(Box annotation data)
§ §
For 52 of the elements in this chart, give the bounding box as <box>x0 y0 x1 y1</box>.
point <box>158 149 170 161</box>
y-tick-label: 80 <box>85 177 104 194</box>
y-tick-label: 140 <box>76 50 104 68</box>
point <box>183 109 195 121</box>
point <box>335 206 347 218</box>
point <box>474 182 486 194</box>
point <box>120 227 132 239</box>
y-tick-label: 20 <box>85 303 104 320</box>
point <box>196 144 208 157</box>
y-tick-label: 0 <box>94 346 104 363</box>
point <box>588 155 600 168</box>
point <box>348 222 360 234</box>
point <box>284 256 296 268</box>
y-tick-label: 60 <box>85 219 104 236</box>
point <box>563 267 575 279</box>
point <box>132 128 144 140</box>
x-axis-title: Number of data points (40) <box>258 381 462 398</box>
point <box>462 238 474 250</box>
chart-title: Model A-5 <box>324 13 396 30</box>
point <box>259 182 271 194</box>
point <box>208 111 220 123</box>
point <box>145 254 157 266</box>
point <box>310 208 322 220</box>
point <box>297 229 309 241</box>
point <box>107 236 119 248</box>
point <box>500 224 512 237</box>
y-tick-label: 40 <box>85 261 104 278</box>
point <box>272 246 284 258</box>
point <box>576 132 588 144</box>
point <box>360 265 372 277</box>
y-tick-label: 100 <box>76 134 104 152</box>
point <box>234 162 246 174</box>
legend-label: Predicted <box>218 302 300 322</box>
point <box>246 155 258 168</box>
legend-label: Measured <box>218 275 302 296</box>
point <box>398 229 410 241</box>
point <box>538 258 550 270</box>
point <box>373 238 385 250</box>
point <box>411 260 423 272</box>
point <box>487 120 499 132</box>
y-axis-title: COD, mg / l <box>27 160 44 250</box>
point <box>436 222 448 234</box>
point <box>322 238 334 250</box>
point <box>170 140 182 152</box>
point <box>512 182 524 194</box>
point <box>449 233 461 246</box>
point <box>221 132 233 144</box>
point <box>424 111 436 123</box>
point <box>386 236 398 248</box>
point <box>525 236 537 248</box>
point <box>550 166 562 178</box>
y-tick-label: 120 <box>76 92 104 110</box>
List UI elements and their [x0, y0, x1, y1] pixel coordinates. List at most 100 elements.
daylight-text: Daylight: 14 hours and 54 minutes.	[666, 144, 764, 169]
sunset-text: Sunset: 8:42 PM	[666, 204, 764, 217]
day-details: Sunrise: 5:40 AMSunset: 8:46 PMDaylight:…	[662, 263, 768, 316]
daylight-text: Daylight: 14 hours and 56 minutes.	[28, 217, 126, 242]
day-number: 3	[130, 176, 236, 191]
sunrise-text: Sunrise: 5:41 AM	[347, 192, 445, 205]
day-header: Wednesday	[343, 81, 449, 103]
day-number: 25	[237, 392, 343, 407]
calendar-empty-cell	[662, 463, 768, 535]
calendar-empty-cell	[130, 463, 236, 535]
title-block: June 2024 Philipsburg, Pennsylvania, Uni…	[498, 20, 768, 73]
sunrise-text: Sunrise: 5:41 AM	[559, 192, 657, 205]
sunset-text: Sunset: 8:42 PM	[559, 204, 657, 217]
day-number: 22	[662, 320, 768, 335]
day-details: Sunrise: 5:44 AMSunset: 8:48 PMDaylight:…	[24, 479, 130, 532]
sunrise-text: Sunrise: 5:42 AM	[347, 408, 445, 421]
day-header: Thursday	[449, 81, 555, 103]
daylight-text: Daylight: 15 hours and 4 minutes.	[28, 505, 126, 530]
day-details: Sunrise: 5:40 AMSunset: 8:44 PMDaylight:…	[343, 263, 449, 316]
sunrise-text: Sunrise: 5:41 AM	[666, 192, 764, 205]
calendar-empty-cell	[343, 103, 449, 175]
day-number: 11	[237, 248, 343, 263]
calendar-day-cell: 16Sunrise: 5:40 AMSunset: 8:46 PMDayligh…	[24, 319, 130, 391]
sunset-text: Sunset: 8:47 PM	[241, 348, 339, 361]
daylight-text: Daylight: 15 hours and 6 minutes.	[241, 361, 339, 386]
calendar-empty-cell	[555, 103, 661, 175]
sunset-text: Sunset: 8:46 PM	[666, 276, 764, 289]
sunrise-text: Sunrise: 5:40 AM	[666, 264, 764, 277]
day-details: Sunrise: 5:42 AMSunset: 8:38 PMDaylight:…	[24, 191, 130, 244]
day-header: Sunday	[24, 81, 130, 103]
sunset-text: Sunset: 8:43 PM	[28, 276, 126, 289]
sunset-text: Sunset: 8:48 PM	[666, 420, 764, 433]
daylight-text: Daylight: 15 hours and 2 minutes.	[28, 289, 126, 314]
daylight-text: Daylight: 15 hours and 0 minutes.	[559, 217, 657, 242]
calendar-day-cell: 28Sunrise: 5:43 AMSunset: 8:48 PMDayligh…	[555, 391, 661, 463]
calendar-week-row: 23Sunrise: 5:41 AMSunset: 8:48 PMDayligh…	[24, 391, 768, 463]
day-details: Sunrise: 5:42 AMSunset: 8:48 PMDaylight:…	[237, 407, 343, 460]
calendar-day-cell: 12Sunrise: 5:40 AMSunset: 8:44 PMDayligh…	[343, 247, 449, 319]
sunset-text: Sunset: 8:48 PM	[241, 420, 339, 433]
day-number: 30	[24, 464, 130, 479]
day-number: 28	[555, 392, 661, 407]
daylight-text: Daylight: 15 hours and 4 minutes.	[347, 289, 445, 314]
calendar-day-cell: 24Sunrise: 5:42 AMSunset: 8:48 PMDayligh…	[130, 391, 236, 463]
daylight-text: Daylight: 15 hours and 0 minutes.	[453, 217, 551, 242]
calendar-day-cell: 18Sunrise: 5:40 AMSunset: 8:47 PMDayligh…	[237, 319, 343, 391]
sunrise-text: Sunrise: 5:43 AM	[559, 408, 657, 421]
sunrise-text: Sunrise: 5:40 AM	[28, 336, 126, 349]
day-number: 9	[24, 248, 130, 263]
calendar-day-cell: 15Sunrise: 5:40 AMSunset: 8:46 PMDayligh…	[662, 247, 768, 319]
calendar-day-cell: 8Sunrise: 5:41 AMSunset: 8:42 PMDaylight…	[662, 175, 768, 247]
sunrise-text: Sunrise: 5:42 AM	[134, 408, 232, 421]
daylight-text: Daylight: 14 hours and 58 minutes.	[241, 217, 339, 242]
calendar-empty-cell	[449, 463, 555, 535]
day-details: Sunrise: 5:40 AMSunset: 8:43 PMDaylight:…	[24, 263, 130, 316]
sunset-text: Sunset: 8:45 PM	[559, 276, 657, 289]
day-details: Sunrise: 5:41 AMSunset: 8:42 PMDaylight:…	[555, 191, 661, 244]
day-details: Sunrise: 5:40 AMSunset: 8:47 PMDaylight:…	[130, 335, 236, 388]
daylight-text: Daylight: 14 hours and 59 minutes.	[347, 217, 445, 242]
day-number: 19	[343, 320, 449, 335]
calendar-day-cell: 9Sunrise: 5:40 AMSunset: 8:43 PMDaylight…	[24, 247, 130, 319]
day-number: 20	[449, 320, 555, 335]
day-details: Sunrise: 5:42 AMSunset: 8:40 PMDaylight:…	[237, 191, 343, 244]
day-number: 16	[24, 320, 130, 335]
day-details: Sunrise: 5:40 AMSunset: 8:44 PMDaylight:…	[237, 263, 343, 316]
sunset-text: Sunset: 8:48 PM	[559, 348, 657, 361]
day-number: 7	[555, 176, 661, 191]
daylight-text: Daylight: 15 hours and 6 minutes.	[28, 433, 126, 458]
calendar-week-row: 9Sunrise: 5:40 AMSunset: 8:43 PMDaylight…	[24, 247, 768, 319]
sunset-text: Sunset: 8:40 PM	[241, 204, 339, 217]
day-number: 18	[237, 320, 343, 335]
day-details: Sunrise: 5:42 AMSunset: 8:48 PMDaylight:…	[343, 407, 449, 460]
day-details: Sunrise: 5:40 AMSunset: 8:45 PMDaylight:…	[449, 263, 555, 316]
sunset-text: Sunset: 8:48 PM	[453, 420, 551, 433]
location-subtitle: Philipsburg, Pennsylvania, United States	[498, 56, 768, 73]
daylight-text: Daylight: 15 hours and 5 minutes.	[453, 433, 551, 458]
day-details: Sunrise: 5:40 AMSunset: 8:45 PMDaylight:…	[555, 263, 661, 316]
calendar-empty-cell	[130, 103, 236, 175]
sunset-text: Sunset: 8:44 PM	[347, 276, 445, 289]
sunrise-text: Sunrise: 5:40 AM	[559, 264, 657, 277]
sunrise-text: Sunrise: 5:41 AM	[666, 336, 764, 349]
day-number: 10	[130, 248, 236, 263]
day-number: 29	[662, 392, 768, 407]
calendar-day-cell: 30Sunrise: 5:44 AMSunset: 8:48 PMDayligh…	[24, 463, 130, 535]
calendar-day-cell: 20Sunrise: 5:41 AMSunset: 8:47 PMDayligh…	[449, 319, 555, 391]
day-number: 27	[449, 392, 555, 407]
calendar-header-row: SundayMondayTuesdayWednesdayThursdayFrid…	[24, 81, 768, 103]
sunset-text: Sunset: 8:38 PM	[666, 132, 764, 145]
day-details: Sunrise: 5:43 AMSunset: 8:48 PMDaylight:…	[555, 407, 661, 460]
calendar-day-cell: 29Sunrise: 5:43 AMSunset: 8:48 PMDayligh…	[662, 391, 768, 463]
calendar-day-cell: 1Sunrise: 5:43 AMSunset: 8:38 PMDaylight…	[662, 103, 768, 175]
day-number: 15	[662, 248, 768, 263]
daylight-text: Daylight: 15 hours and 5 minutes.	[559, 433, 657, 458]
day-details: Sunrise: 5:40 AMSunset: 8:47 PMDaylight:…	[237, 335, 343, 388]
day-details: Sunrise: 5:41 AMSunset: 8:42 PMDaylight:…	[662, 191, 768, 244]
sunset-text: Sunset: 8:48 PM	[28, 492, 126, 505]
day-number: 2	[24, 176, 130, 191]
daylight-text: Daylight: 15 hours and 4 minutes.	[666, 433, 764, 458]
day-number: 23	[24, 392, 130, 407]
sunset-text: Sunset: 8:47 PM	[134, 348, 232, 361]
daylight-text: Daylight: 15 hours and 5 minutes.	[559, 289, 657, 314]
§ §
(What to produce) Copy the rows from the start of the records through the line that contains "legend-label: Measured <box>218", inclusive.

(Completed exercise)
For 52 of the elements in this chart, give the bounding box as <box>x0 y0 x1 y1</box>.
point <box>158 149 170 161</box>
y-tick-label: 80 <box>85 177 104 194</box>
y-tick-label: 140 <box>76 50 104 68</box>
point <box>183 109 195 121</box>
point <box>335 206 347 218</box>
point <box>474 182 486 194</box>
point <box>120 227 132 239</box>
y-tick-label: 20 <box>85 303 104 320</box>
point <box>196 144 208 157</box>
y-tick-label: 0 <box>94 346 104 363</box>
point <box>588 155 600 168</box>
point <box>348 222 360 234</box>
point <box>284 256 296 268</box>
y-tick-label: 60 <box>85 219 104 236</box>
point <box>563 267 575 279</box>
point <box>132 128 144 140</box>
x-axis-title: Number of data points (40) <box>258 381 462 398</box>
point <box>462 238 474 250</box>
chart-title: Model A-5 <box>324 13 396 30</box>
point <box>259 182 271 194</box>
point <box>208 111 220 123</box>
point <box>145 254 157 266</box>
point <box>310 208 322 220</box>
point <box>297 229 309 241</box>
point <box>107 236 119 248</box>
point <box>500 224 512 237</box>
y-tick-label: 40 <box>85 261 104 278</box>
point <box>272 246 284 258</box>
point <box>576 132 588 144</box>
point <box>360 265 372 277</box>
y-tick-label: 100 <box>76 134 104 152</box>
point <box>234 162 246 174</box>
legend-label: Predicted <box>218 302 300 322</box>
point <box>246 155 258 168</box>
legend-label: Measured <box>218 275 302 296</box>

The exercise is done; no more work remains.